-- Start of Recorded data --
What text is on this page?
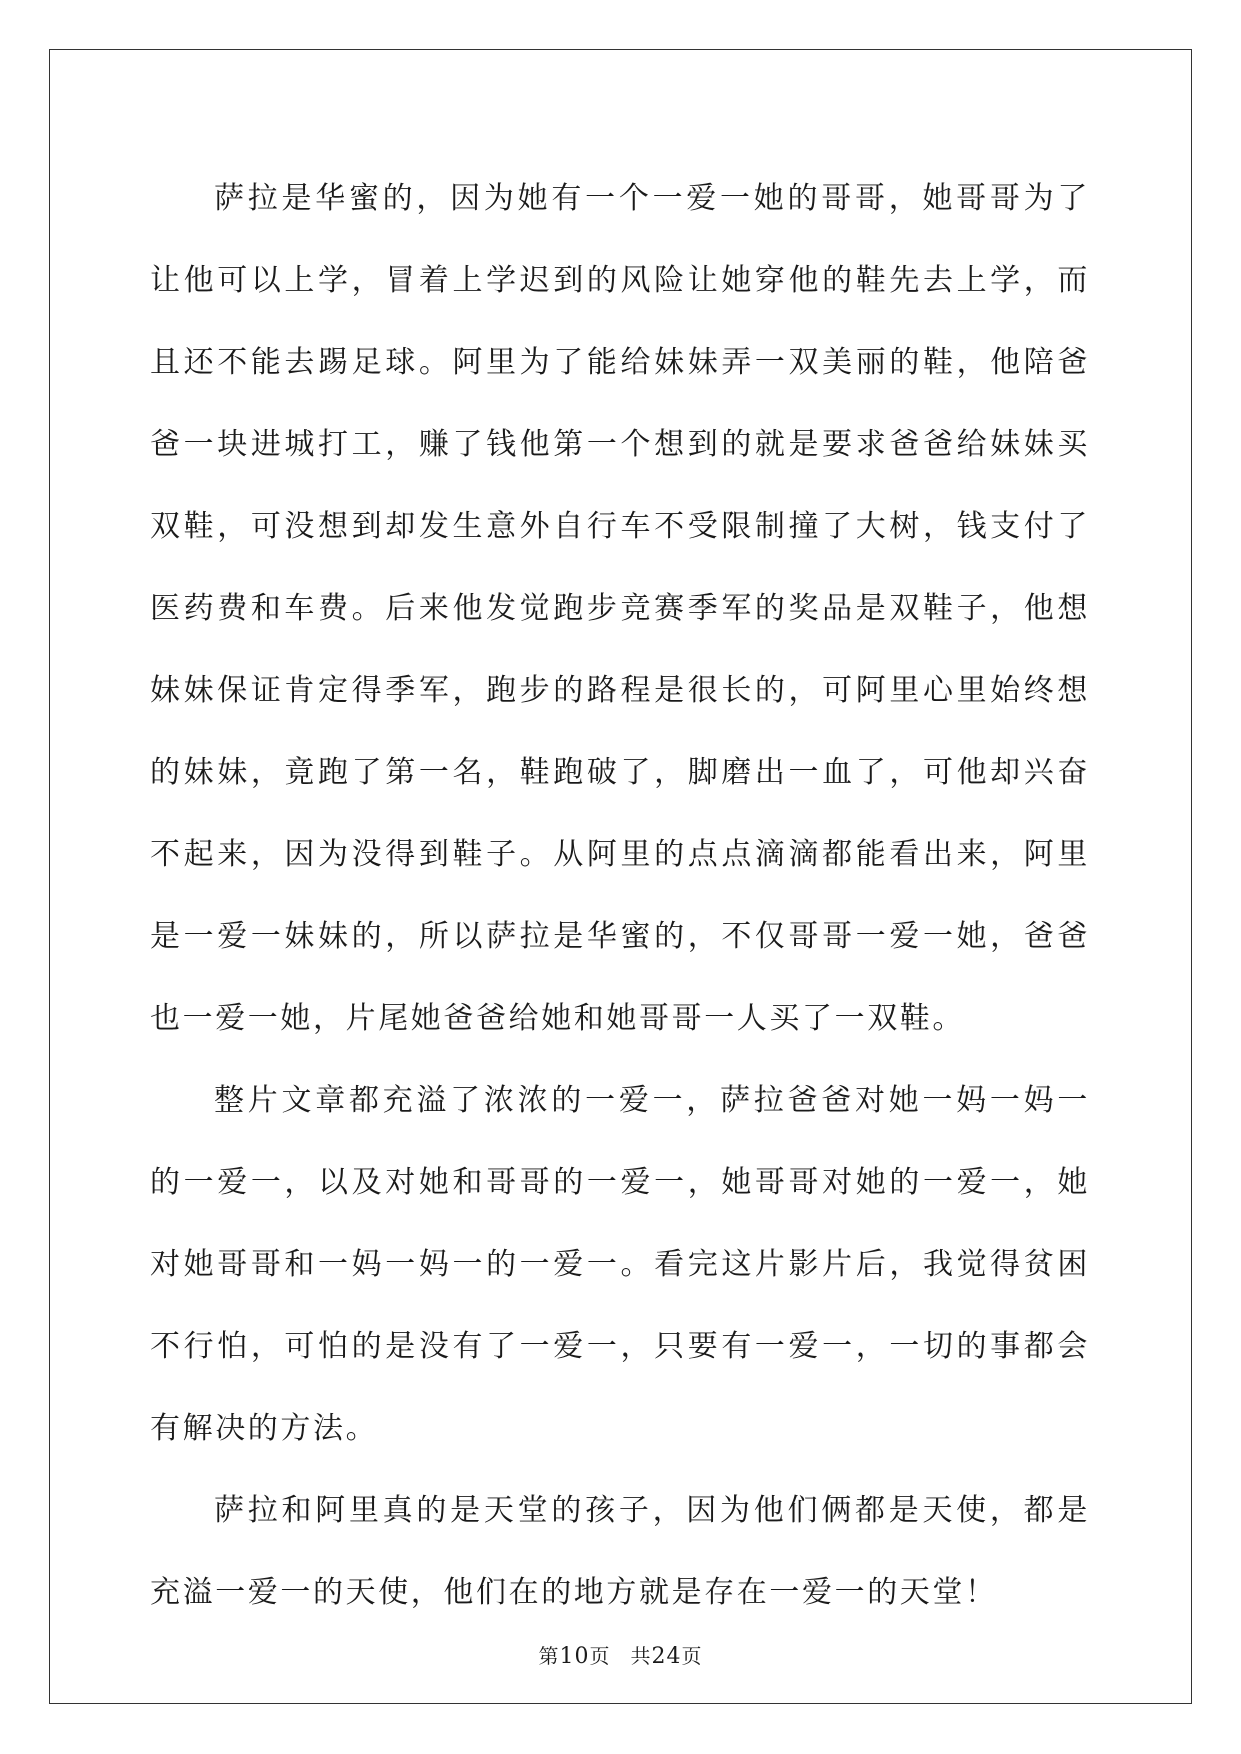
萨拉是华蜜的，因为她有一个一爱一她的哥哥，她哥哥为了让他可以上学，冒着上学迟到的风险让她穿他的鞋先去上学，而且还不能去踢足球。阿里为了能给妹妹弄一双美丽的鞋，他陪爸爸一块进城打工，赚了钱他第一个想到的就是要求爸爸给妹妹买双鞋，可没想到却发生意外自行车不受限制撞了大树，钱支付了医药费和车费。后来他发觉跑步竞赛季军的奖品是双鞋子，他想妹妹保证肯定得季军，跑步的路程是很长的，可阿里心里始终想的妹妹，竟跑了第一名，鞋跑破了，脚磨出一血了，可他却兴奋不起来，因为没得到鞋子。从阿里的点点滴滴都能看出来，阿里是一爱一妹妹的，所以萨拉是华蜜的，不仅哥哥一爱一她，爸爸也一爱一她，片尾她爸爸给她和她哥哥一人买了一双鞋。

整片文章都充溢了浓浓的一爱一，萨拉爸爸对她一妈一妈一的一爱一，以及对她和哥哥的一爱一，她哥哥对她的一爱一，她对她哥哥和一妈一妈一的一爱一。看完这片影片后，我觉得贫困不行怕，可怕的是没有了一爱一，只要有一爱一，一切的事都会有解决的方法。

萨拉和阿里真的是天堂的孩子，因为他们俩都是天使，都是充溢一爱一的天使，他们在的地方就是存在一爱一的天堂！

第10页 共24页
-- End of Recorded data --
Instructions to follow:
Print the entries above exactly, taking out only the pictures.

Task answer:
What text is on this page?
萨拉是华蜜的，因为她有一个一爱一她的哥哥，她哥哥为了让他可以上学，冒着上学迟到的风险让她穿他的鞋先去上学，而且还不能去踢足球。阿里为了能给妹妹弄一双美丽的鞋，他陪爸爸一块进城打工，赚了钱他第一个想到的就是要求爸爸给妹妹买双鞋，可没想到却发生意外自行车不受限制撞了大树，钱支付了医药费和车费。后来他发觉跑步竞赛季军的奖品是双鞋子，他想妹妹保证肯定得季军，跑步的路程是很长的，可阿里心里始终想的妹妹，竟跑了第一名，鞋跑破了，脚磨出一血了，可他却兴奋不起来，因为没得到鞋子。从阿里的点点滴滴都能看出来，阿里是一爱一妹妹的，所以萨拉是华蜜的，不仅哥哥一爱一她，爸爸也一爱一她，片尾她爸爸给她和她哥哥一人买了一双鞋。

整片文章都充溢了浓浓的一爱一，萨拉爸爸对她一妈一妈一的一爱一，以及对她和哥哥的一爱一，她哥哥对她的一爱一，她对她哥哥和一妈一妈一的一爱一。看完这片影片后，我觉得贫困不行怕，可怕的是没有了一爱一，只要有一爱一，一切的事都会有解决的方法。

萨拉和阿里真的是天堂的孩子，因为他们俩都是天使，都是充溢一爱一的天使，他们在的地方就是存在一爱一的天堂！

第10页 共24页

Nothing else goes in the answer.